**ENTRIES SHOWN**:
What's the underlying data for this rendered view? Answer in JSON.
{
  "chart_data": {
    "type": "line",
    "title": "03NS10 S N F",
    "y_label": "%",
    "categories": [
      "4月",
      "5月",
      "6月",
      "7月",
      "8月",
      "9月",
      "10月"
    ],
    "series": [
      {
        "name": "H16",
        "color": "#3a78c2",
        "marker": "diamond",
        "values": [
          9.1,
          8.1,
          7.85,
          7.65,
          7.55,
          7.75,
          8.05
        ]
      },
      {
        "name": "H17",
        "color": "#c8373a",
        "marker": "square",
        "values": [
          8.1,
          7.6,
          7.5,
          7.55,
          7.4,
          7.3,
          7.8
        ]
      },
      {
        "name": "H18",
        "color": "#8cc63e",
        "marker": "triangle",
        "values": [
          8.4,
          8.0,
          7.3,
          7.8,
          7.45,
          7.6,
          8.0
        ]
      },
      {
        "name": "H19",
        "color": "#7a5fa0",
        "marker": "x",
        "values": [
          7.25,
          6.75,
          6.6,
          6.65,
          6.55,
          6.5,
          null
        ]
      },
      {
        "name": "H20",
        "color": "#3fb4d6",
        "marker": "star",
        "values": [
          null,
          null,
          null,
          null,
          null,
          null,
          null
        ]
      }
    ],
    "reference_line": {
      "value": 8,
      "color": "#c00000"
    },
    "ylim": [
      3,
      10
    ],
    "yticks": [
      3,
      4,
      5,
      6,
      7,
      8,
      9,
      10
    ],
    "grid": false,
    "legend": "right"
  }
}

**TASK INSTRUCTIONS**:
Retype all of the material above with every character intact.

**ANSWER**:
What's the underlying data for this rendered view? Answer in JSON.
{
  "chart_data": {
    "type": "line",
    "title": "03NS10 S N F",
    "y_label": "%",
    "categories": [
      "4月",
      "5月",
      "6月",
      "7月",
      "8月",
      "9月",
      "10月"
    ],
    "series": [
      {
        "name": "H16",
        "color": "#3a78c2",
        "marker": "diamond",
        "values": [
          9.1,
          8.1,
          7.85,
          7.65,
          7.55,
          7.75,
          8.05
        ]
      },
      {
        "name": "H17",
        "color": "#c8373a",
        "marker": "square",
        "values": [
          8.1,
          7.6,
          7.5,
          7.55,
          7.4,
          7.3,
          7.8
        ]
      },
      {
        "name": "H18",
        "color": "#8cc63e",
        "marker": "triangle",
        "values": [
          8.4,
          8.0,
          7.3,
          7.8,
          7.45,
          7.6,
          8.0
        ]
      },
      {
        "name": "H19",
        "color": "#7a5fa0",
        "marker": "x",
        "values": [
          7.25,
          6.75,
          6.6,
          6.65,
          6.55,
          6.5,
          null
        ]
      },
      {
        "name": "H20",
        "color": "#3fb4d6",
        "marker": "star",
        "values": [
          null,
          null,
          null,
          null,
          null,
          null,
          null
        ]
      }
    ],
    "reference_line": {
      "value": 8,
      "color": "#c00000"
    },
    "ylim": [
      3,
      10
    ],
    "yticks": [
      3,
      4,
      5,
      6,
      7,
      8,
      9,
      10
    ],
    "grid": false,
    "legend": "right"
  }
}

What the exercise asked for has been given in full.